### Problem
Pull out each line of the data that includes the word "document".

### Data records

>> begin

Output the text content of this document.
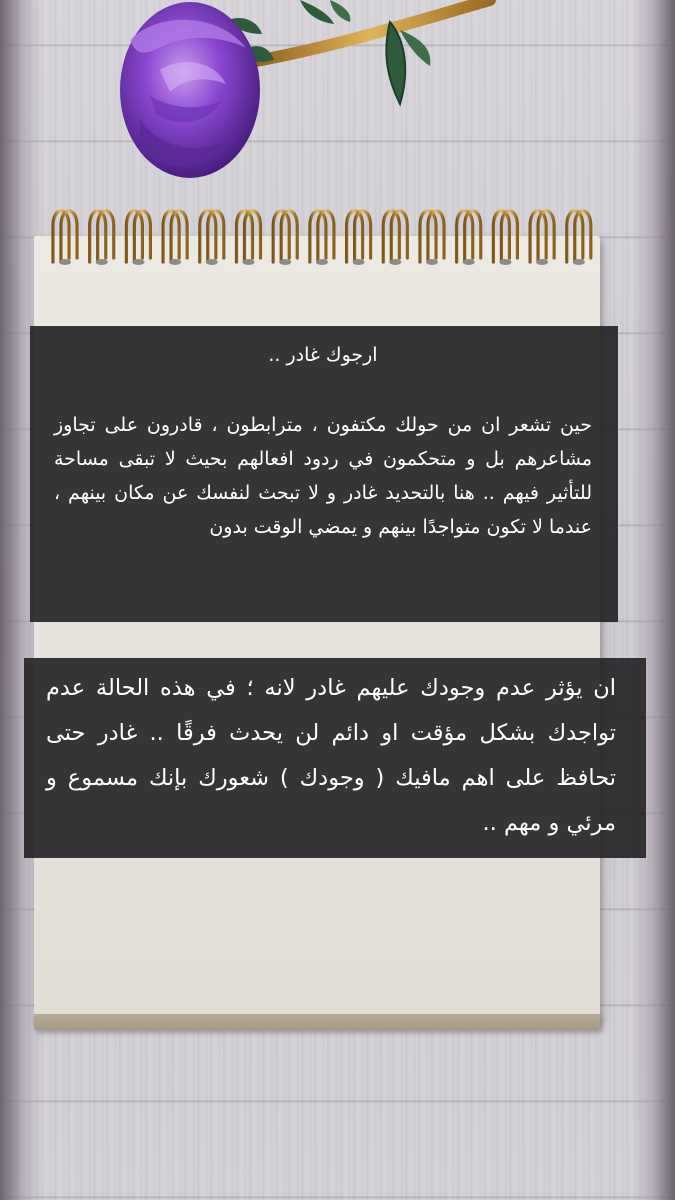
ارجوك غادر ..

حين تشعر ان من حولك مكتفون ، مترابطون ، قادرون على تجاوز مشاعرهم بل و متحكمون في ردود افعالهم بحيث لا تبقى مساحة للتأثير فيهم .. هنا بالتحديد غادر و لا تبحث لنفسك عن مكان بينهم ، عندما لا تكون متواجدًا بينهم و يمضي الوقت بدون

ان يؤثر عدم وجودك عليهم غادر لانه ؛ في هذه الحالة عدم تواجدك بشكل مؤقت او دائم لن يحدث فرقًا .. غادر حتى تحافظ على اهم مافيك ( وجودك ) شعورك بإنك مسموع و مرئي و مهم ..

>> end
>> begin

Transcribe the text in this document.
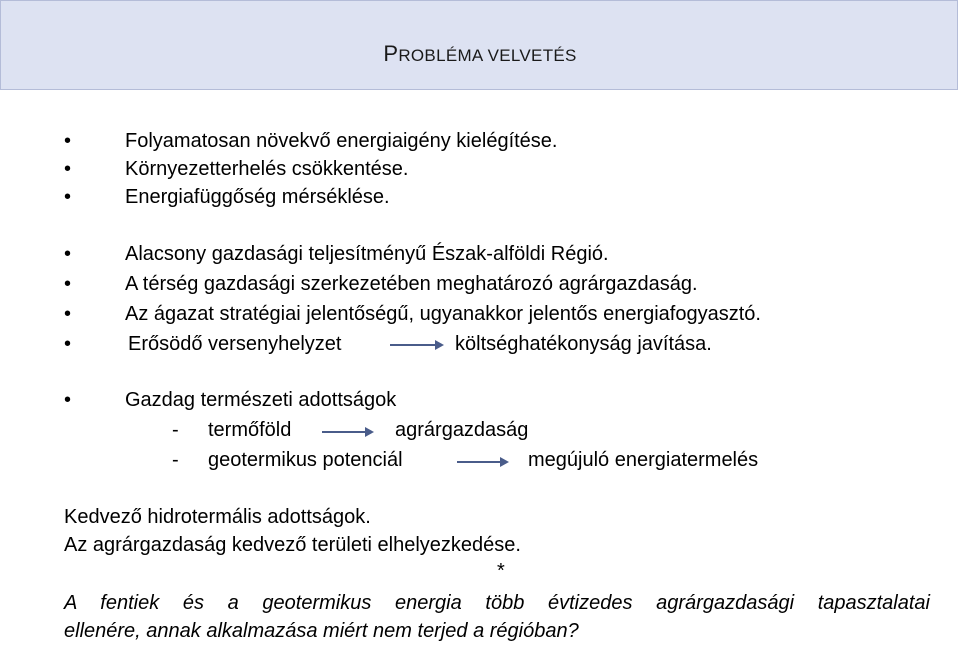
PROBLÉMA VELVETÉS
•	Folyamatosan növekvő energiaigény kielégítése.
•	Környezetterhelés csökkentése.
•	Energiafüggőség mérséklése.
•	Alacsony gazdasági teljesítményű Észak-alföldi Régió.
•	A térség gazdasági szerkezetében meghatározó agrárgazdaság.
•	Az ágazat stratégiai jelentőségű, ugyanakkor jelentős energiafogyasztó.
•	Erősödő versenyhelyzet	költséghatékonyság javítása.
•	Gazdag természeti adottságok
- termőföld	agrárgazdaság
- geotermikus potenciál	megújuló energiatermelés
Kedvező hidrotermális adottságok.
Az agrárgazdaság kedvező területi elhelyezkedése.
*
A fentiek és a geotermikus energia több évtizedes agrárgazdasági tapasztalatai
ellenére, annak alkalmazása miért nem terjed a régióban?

>> end

### Solution below
Output the text content of this document.
Transcribe the text in this document.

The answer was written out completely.